WHAT YOU ARE ASKED TO DO:
Find the word "mūsų" in the data. Return every line where it appears.

Recorded data:
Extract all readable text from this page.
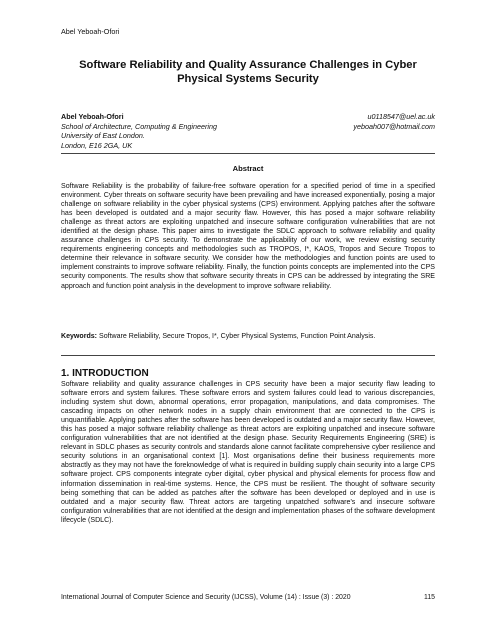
Abel Yeboah-Ofori
Software Reliability and Quality Assurance Challenges in Cyber Physical Systems Security
Abel Yeboah-Ofori
School of Architecture, Computing & Engineering
University of East London.
London, E16 2GA, UK
u0118547@uel.ac.uk
yeboah007@hotmail.com
Abstract
Software Reliability is the probability of failure-free software operation for a specified period of time in a specified environment. Cyber threats on software security have been prevailing and have increased exponentially, posing a major challenge on software reliability in the cyber physical systems (CPS) environment. Applying patches after the software has been developed is outdated and a major security flaw. However, this has posed a major software reliability challenge as threat actors are exploiting unpatched and insecure software configuration vulnerabilities that are not identified at the design phase. This paper aims to investigate the SDLC approach to software reliability and quality assurance challenges in CPS security. To demonstrate the applicability of our work, we review existing security requirements engineering concepts and methodologies such as TROPOS, I*, KAOS, Tropos and Secure Tropos to determine their relevance in software security. We consider how the methodologies and function points are used to implement constraints to improve software reliability. Finally, the function points concepts are implemented into the CPS security components. The results show that software security threats in CPS can be addressed by integrating the SRE approach and function point analysis in the development to improve software reliability.
Keywords: Software Reliability, Secure Tropos, I*, Cyber Physical Systems, Function Point Analysis.
1. INTRODUCTION
Software reliability and quality assurance challenges in CPS security have been a major security flaw leading to software errors and system failures. These software errors and system failures could lead to various discrepancies, including system shut down, abnormal operations, error propagation, manipulations, and data compromises. The cascading impacts on other network nodes in a supply chain environment that are connected to the CPS is unquantifiable. Applying patches after the software has been developed is outdated and a major security flaw. However, this has posed a major software reliability challenge as threat actors are exploiting unpatched and insecure software configuration vulnerabilities that are not identified at the design phase. Security Requirements Engineering (SRE) is relevant in SDLC phases as security controls and standards alone cannot facilitate comprehensive cyber resilience and security solutions in an organisational context [1]. Most organisations define their business requirements more abstractly as they may not have the foreknowledge of what is required in building supply chain security into a large CPS software project. CPS components integrate cyber digital, cyber physical and physical elements for process flow and information dissemination in real-time systems. Hence, the CPS must be resilient. The thought of software security being something that can be added as patches after the software has been developed or deployed and in use is outdated and a major security flaw. Threat actors are targeting unpatched software's and insecure software configuration vulnerabilities that are not identified at the design and implementation phases of the software development lifecycle (SDLC).
International Journal of Computer Science and Security (IJCSS), Volume (14) : Issue (3) : 2020	115
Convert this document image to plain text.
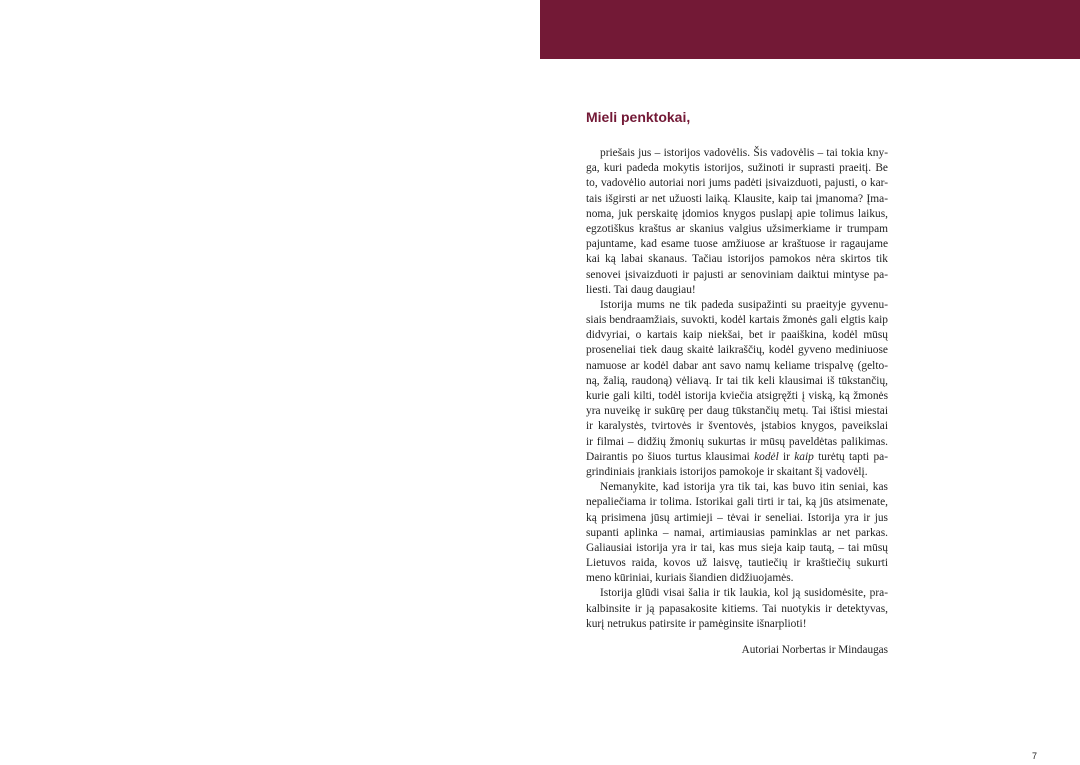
Mieli penktokai,
priešais jus – istorijos vadovėlis. Šis vadovėlis – tai tokia kny-
ga, kuri padeda mokytis istorijos, sužinoti ir suprasti praeitį. Be
to, vadovėlio autoriai nori jums padėti įsivaizduoti, pajusti, o kar-
tais išgirsti ar net užuosti laiką. Klausite, kaip tai įmanoma? Įma-
noma, juk perskaitę įdomios knygos puslapį apie tolimus laikus,
egzotiškus kraštus ar skanius valgius užsimerkiame ir trumpam
pajuntame, kad esame tuose amžiuose ar kraštuose ir ragaujame
kai ką labai skanaus. Tačiau istorijos pamokos nėra skirtos tik
senovei įsivaizduoti ir pajusti ar senoviniam daiktui mintyse pa-
liesti. Tai daug daugiau!
Istorija mums ne tik padeda susipažinti su praeityje gyvenu-
siais bendraamžiais, suvokti, kodėl kartais žmonės gali elgtis kaip
didvyriai, o kartais kaip niekšai, bet ir paaiškina, kodėl mūsų
proseneliai tiek daug skaitė laikraščių, kodėl gyveno mediniuose
namuose ar kodėl dabar ant savo namų keliame trispalvę (gelto-
ną, žalią, raudoną) vėliavą. Ir tai tik keli klausimai iš tūkstančių,
kurie gali kilti, todėl istorija kviečia atsigręžti į viską, ką žmonės
yra nuveikę ir sukūrę per daug tūkstančių metų. Tai ištisi miestai
ir karalystės, tvirtovės ir šventovės, įstabios knygos, paveikslai
ir filmai – didžių žmonių sukurtas ir mūsų paveldėtas palikimas.
Dairantis po šiuos turtus klausimai kodėl ir kaip turėtų tapti pa-
grindiniais įrankiais istorijos pamokoje ir skaitant šį vadovėlį.
Nemanykite, kad istorija yra tik tai, kas buvo itin seniai, kas
nepaliečiama ir tolima. Istorikai gali tirti ir tai, ką jūs atsimenate,
ką prisimena jūsų artimieji – tėvai ir seneliai. Istorija yra ir jus
supanti aplinka – namai, artimiausias paminklas ar net parkas.
Galiausiai istorija yra ir tai, kas mus sieja kaip tautą, – tai mūsų
Lietuvos raida, kovos už laisvę, tautiečių ir kraštiečių sukurti
meno kūriniai, kuriais šiandien didžiuojamės.
Istorija glūdi visai šalia ir tik laukia, kol ją susidomėsite, pra-
kalbinsite ir ją papasakosite kitiems. Tai nuotykis ir detektyvas,
kurį netrukus patirsite ir pamėginsite išnarplioti!
Autoriai Norbertas ir Mindaugas
7
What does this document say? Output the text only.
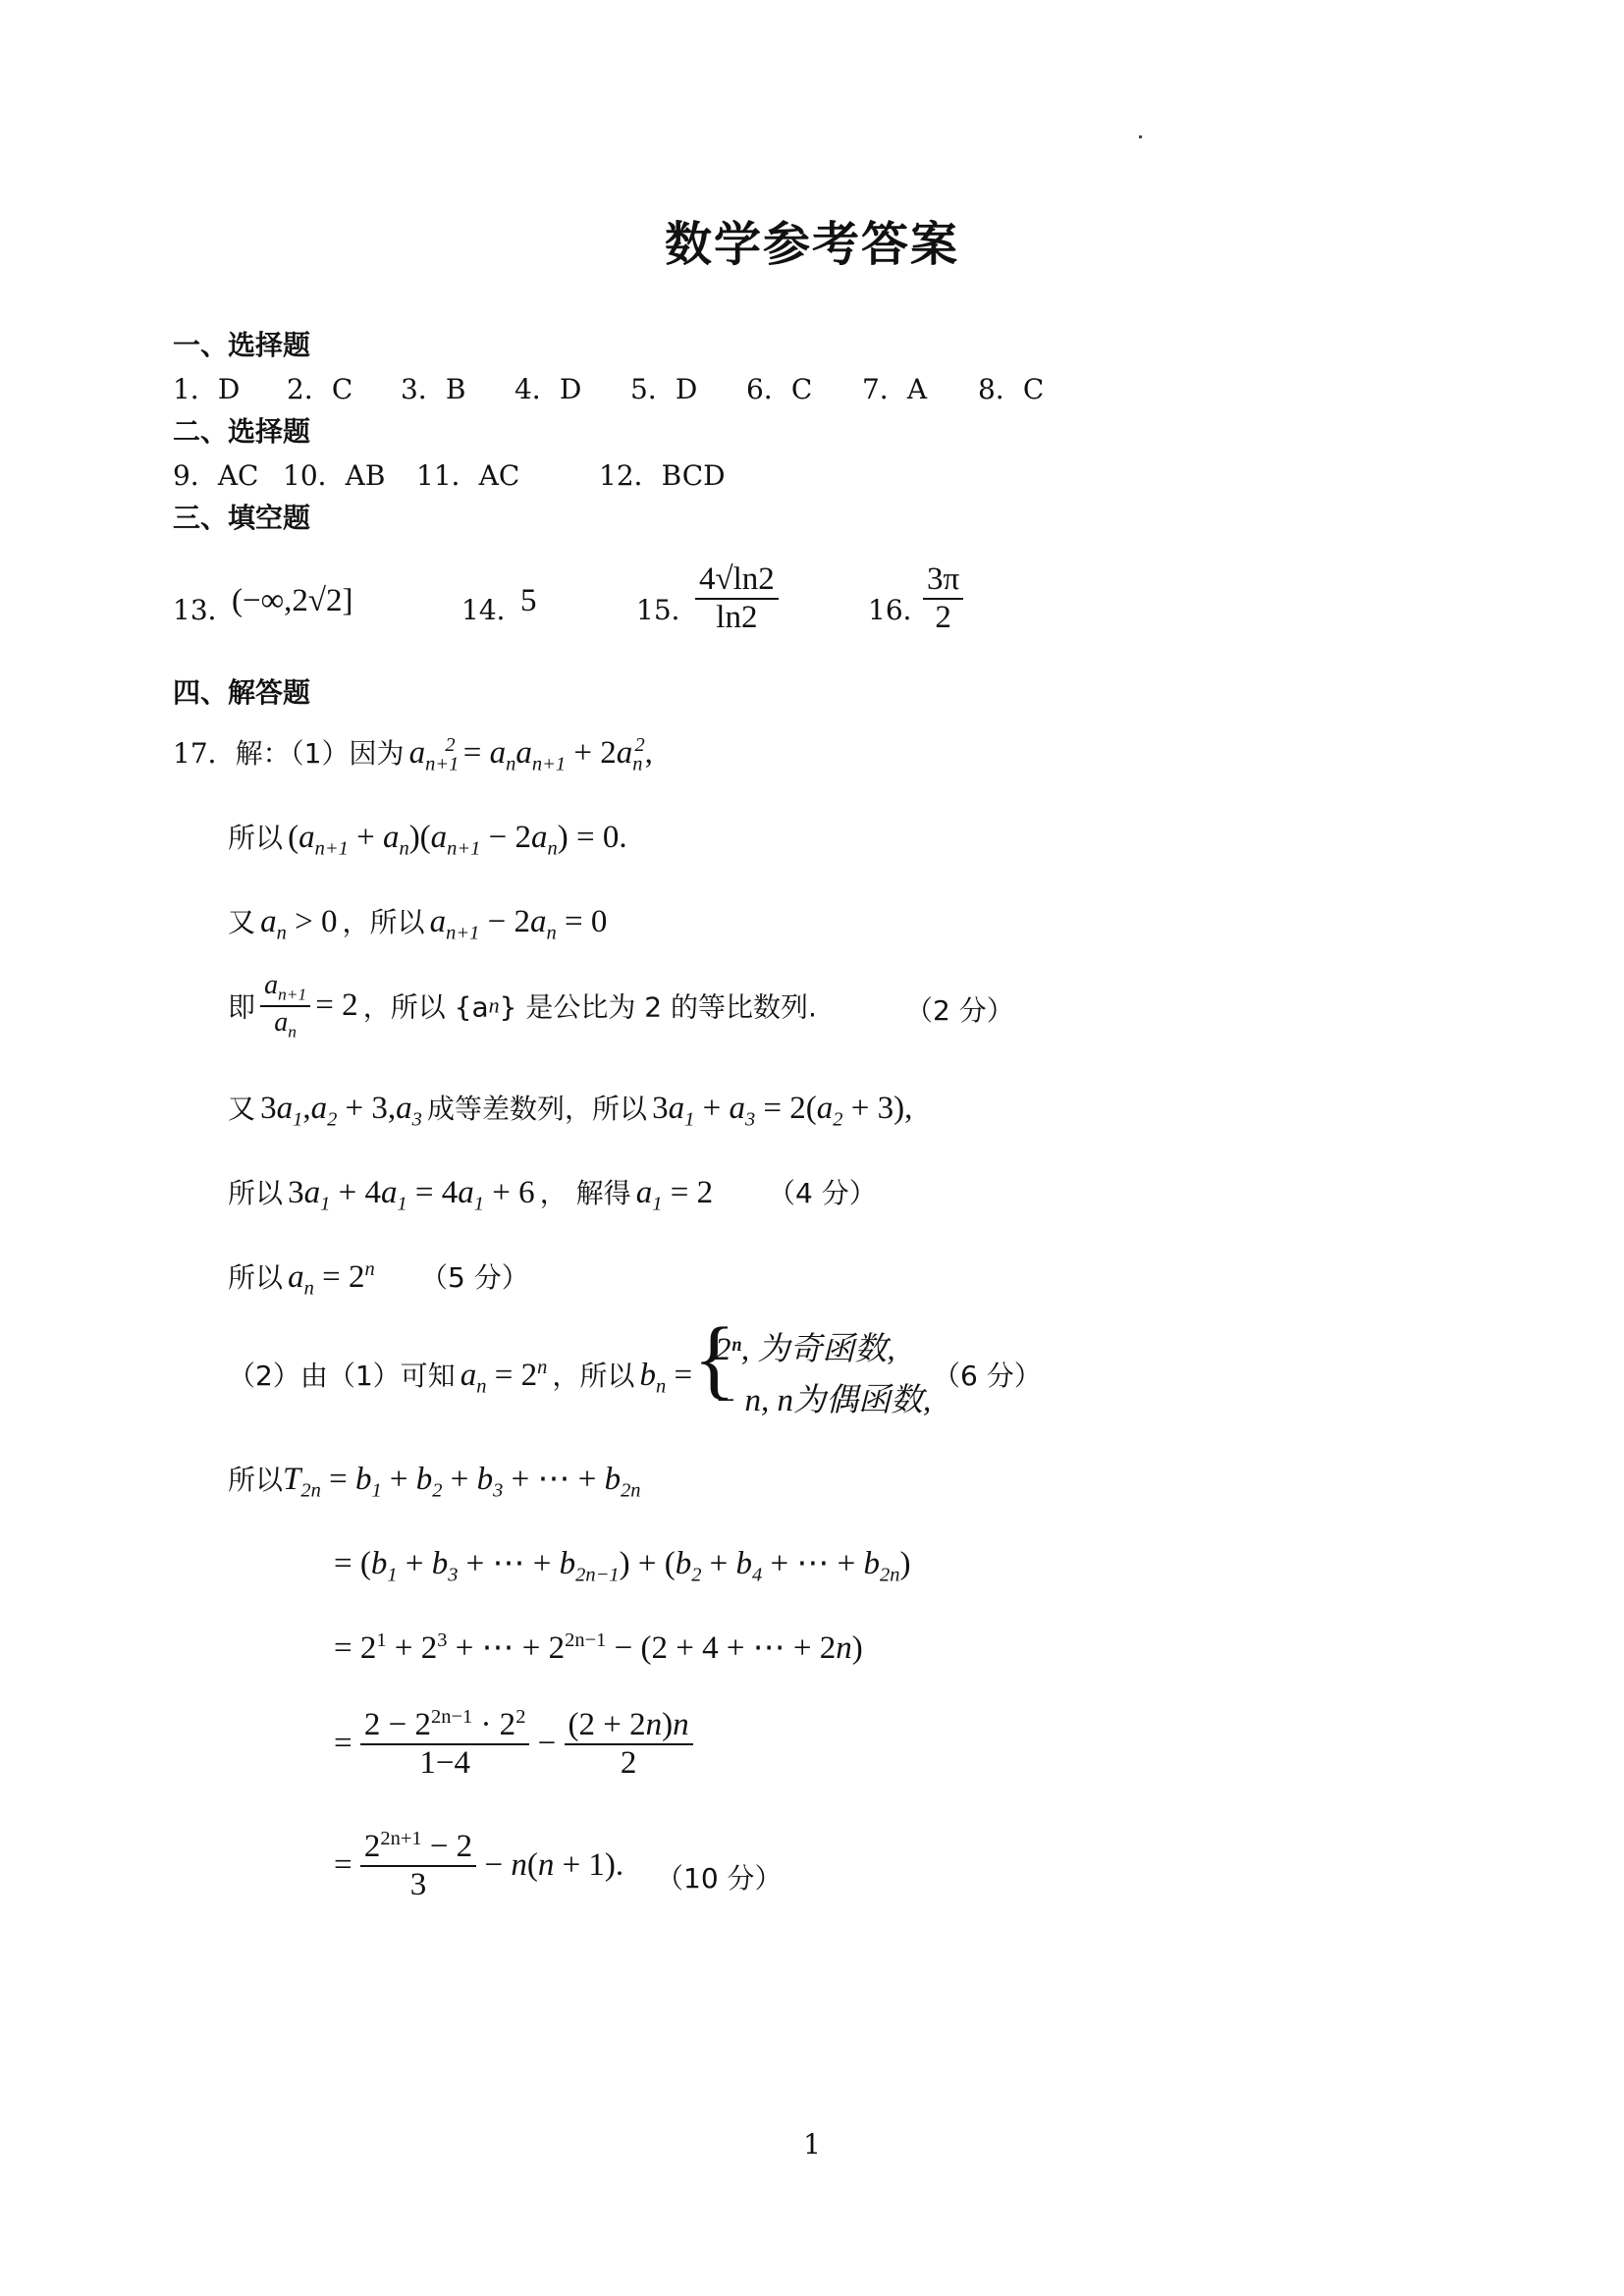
数学参考答案
一、选择题
1．D 2．C 3．B 4．D 5．D 6．C 7．A 8．C
二、选择题
9．AC 10．AB 11．AC	12．BCD
三、填空题
13．
(−∞,2√2]	14．
5	15．
$\frac{4√\ln 2}{\ln 2}$	16．
$\frac{3\pi}{2}$
四、解答题
17．解：（1）因为 $a_{n+1}^2 = a_na_{n+1} + 2a_n^2$,
所以 $(a_{n+1} + a_n)(a_{n+1} - 2a_n) = 0$.
又 $a_n > 0$ ，所以 $a_{n+1} - 2a_n = 0$
即 $\frac{a_{n+1}}{a_n} = 2$ ，所以 {an} 是公比为 2 的等比数列.	（2 分）
又 $3a_1,a_2 + 3,a_3$ 成等差数列，所以 $3a_1 + a_3 = 2(a_2 + 3)$,
所以 $3a_1 + 4a_1 = 4a_1 + 6$ ， 解得 $a_1 = 2$ （4 分）
所以 $a_n = 2^n$ （5 分）
（2）由（1）可知 $a_n = 2^n$ ，所以 $b_n$ = {
2ⁿ, 为奇函数,
− n, n为偶函数,
（6 分）
所以$T_{2n} = b_1 + b_2 + b_3$ + ⋯ + $b_{2n}$
= ($b_1 + b_3$ + ⋯ + $b_{2n-1}) + (b_2 + b_4$ + ⋯ + $b_{2n}$)
= $2^1 + 2^3$ + ⋯ + $2^{2n-1} - (2 + 4$ + ⋯ + 2n)
= $\frac{2 - 2^{2n-1} \cdot 2^2}{1-4} - \frac{(2 + 2n)n}{2}$
= $\frac{2^{2n+1} - 2}{3} - n(n + 1)$. （10 分）
1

TASK OUTPUT:
didvyriai, o kartais kaip niekšai, bet ir paaiškina, kodėl mūsų
ir filmai – didžių žmonių sukurtas ir mūsų paveldėtas palikimas.
Galiausiai istorija yra ir tai, kas mus sieja kaip tautą, – tai mūsų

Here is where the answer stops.